* BEGIN *

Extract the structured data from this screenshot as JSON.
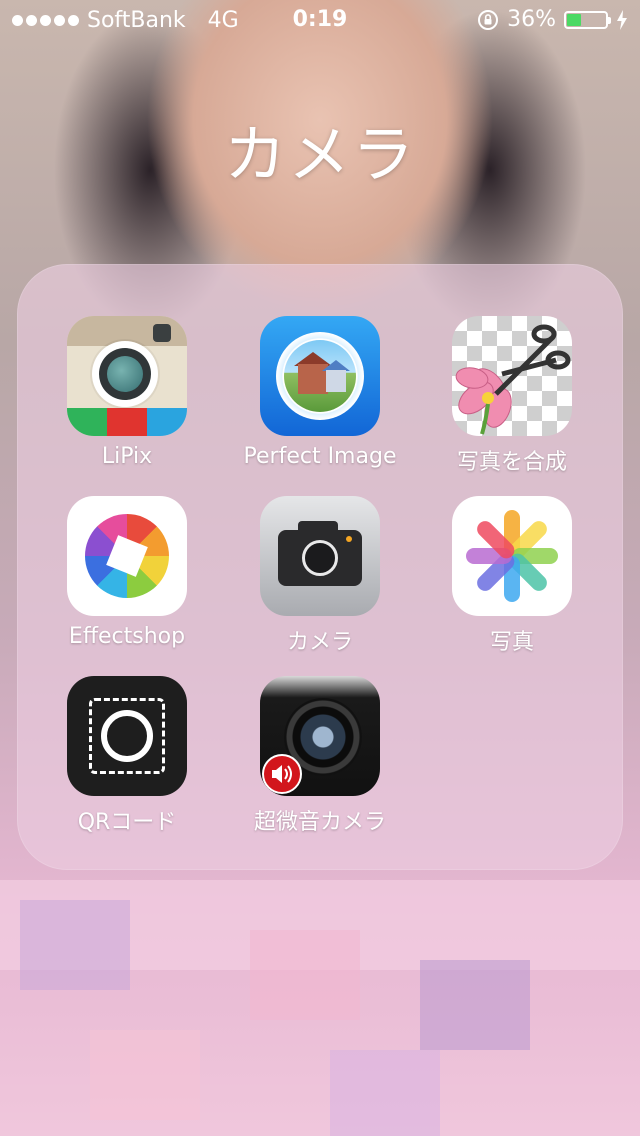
{
  "status_bar": {
    "carrier": "SoftBank",
    "network": "4G",
    "time": "0:19",
    "battery_text": "36%",
    "battery_level": 0.36
  },
  "folder": {
    "title": "カメラ",
    "apps": [
      {
        "label": "LiPix",
        "icon": "lipix-icon"
      },
      {
        "label": "Perfect Image",
        "icon": "perfect-image-icon"
      },
      {
        "label": "写真を合成",
        "icon": "photo-composite-icon"
      },
      {
        "label": "Effectshop",
        "icon": "effectshop-icon"
      },
      {
        "label": "カメラ",
        "icon": "camera-icon"
      },
      {
        "label": "写真",
        "icon": "photos-icon"
      },
      {
        "label": "QRコード",
        "icon": "qr-code-icon"
      },
      {
        "label": "超微音カメラ",
        "icon": "silent-camera-icon"
      }
    ]
  },
  "colors": {
    "battery_fill": "#4cd964",
    "folder_bg": "rgba(235,205,225,.62)"
  }
}
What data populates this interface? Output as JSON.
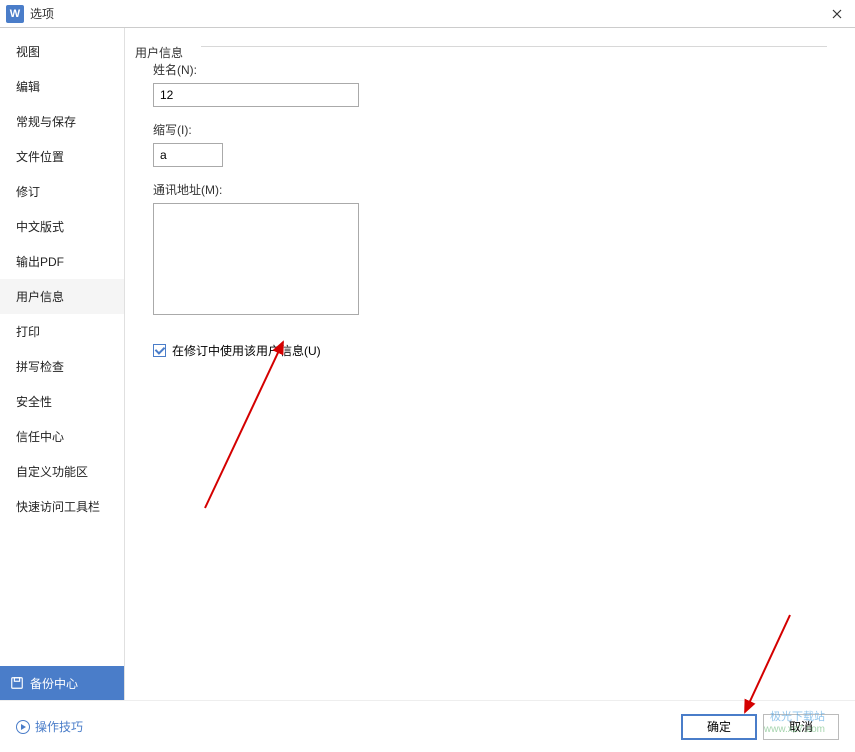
{
  "titlebar": {
    "app_letter": "W",
    "title": "选项"
  },
  "sidebar": {
    "items": [
      {
        "label": "视图"
      },
      {
        "label": "编辑"
      },
      {
        "label": "常规与保存"
      },
      {
        "label": "文件位置"
      },
      {
        "label": "修订"
      },
      {
        "label": "中文版式"
      },
      {
        "label": "输出PDF"
      },
      {
        "label": "用户信息"
      },
      {
        "label": "打印"
      },
      {
        "label": "拼写检查"
      },
      {
        "label": "安全性"
      },
      {
        "label": "信任中心"
      },
      {
        "label": "自定义功能区"
      },
      {
        "label": "快速访问工具栏"
      }
    ],
    "backup_center": "备份中心"
  },
  "content": {
    "section_title": "用户信息",
    "name_label": "姓名(N):",
    "name_value": "12",
    "initials_label": "缩写(I):",
    "initials_value": "a",
    "address_label": "通讯地址(M):",
    "address_value": "",
    "checkbox_label": "在修订中使用该用户信息(U)"
  },
  "footer": {
    "tips": "操作技巧",
    "ok": "确定",
    "cancel": "取消"
  },
  "watermark": {
    "line1": "极光下载站",
    "line2": "www.xz7.com"
  }
}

* END *

What is asked: Repeat each entry exactly. Pictures do not belong in the copy.

Written solution:
Extract the structured data from this screenshot as JSON.
{
  "status_bar": {
    "carrier": "SoftBank",
    "network": "4G",
    "time": "0:19",
    "battery_text": "36%",
    "battery_level": 0.36
  },
  "folder": {
    "title": "カメラ",
    "apps": [
      {
        "label": "LiPix",
        "icon": "lipix-icon"
      },
      {
        "label": "Perfect Image",
        "icon": "perfect-image-icon"
      },
      {
        "label": "写真を合成",
        "icon": "photo-composite-icon"
      },
      {
        "label": "Effectshop",
        "icon": "effectshop-icon"
      },
      {
        "label": "カメラ",
        "icon": "camera-icon"
      },
      {
        "label": "写真",
        "icon": "photos-icon"
      },
      {
        "label": "QRコード",
        "icon": "qr-code-icon"
      },
      {
        "label": "超微音カメラ",
        "icon": "silent-camera-icon"
      }
    ]
  },
  "colors": {
    "battery_fill": "#4cd964",
    "folder_bg": "rgba(235,205,225,.62)"
  }
}
What data populates this interface? Output as JSON.
{
  "titlebar": {
    "app_letter": "W",
    "title": "选项"
  },
  "sidebar": {
    "items": [
      {
        "label": "视图"
      },
      {
        "label": "编辑"
      },
      {
        "label": "常规与保存"
      },
      {
        "label": "文件位置"
      },
      {
        "label": "修订"
      },
      {
        "label": "中文版式"
      },
      {
        "label": "输出PDF"
      },
      {
        "label": "用户信息"
      },
      {
        "label": "打印"
      },
      {
        "label": "拼写检查"
      },
      {
        "label": "安全性"
      },
      {
        "label": "信任中心"
      },
      {
        "label": "自定义功能区"
      },
      {
        "label": "快速访问工具栏"
      }
    ],
    "backup_center": "备份中心"
  },
  "content": {
    "section_title": "用户信息",
    "name_label": "姓名(N):",
    "name_value": "12",
    "initials_label": "缩写(I):",
    "initials_value": "a",
    "address_label": "通讯地址(M):",
    "address_value": "",
    "checkbox_label": "在修订中使用该用户信息(U)"
  },
  "footer": {
    "tips": "操作技巧",
    "ok": "确定",
    "cancel": "取消"
  },
  "watermark": {
    "line1": "极光下载站",
    "line2": "www.xz7.com"
  }
}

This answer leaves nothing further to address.